GIVEN PROBLEM ->
Repeat every line of the material, character for character.

════

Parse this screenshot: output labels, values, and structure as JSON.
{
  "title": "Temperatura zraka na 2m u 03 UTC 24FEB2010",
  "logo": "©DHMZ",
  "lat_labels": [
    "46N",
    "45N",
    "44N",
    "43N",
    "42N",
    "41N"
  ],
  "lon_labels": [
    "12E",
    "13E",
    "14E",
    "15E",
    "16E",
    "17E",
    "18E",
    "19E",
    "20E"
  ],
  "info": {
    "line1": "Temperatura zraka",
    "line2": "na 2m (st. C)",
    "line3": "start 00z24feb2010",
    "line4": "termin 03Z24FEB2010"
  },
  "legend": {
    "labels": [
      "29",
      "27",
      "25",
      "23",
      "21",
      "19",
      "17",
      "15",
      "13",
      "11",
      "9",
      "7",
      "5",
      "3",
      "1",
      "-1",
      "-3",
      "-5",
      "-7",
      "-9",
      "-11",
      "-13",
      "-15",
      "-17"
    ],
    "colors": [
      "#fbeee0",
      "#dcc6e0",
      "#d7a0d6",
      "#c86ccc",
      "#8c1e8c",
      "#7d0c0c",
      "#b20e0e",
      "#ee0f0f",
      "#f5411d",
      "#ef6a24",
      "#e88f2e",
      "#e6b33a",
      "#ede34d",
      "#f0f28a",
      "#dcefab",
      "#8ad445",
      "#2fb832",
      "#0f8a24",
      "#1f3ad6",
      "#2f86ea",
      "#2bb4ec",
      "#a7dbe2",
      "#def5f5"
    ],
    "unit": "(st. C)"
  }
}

════

OUTPUT FOR THIS TASK ->
Parse this screenshot: output labels, values, and structure as JSON.
{
  "title": "Temperatura zraka na 2m u 03 UTC 24FEB2010",
  "logo": "©DHMZ",
  "lat_labels": [
    "46N",
    "45N",
    "44N",
    "43N",
    "42N",
    "41N"
  ],
  "lon_labels": [
    "12E",
    "13E",
    "14E",
    "15E",
    "16E",
    "17E",
    "18E",
    "19E",
    "20E"
  ],
  "info": {
    "line1": "Temperatura zraka",
    "line2": "na 2m (st. C)",
    "line3": "start 00z24feb2010",
    "line4": "termin 03Z24FEB2010"
  },
  "legend": {
    "labels": [
      "29",
      "27",
      "25",
      "23",
      "21",
      "19",
      "17",
      "15",
      "13",
      "11",
      "9",
      "7",
      "5",
      "3",
      "1",
      "-1",
      "-3",
      "-5",
      "-7",
      "-9",
      "-11",
      "-13",
      "-15",
      "-17"
    ],
    "colors": [
      "#fbeee0",
      "#dcc6e0",
      "#d7a0d6",
      "#c86ccc",
      "#8c1e8c",
      "#7d0c0c",
      "#b20e0e",
      "#ee0f0f",
      "#f5411d",
      "#ef6a24",
      "#e88f2e",
      "#e6b33a",
      "#ede34d",
      "#f0f28a",
      "#dcefab",
      "#8ad445",
      "#2fb832",
      "#0f8a24",
      "#1f3ad6",
      "#2f86ea",
      "#2bb4ec",
      "#a7dbe2",
      "#def5f5"
    ],
    "unit": "(st. C)"
  }
}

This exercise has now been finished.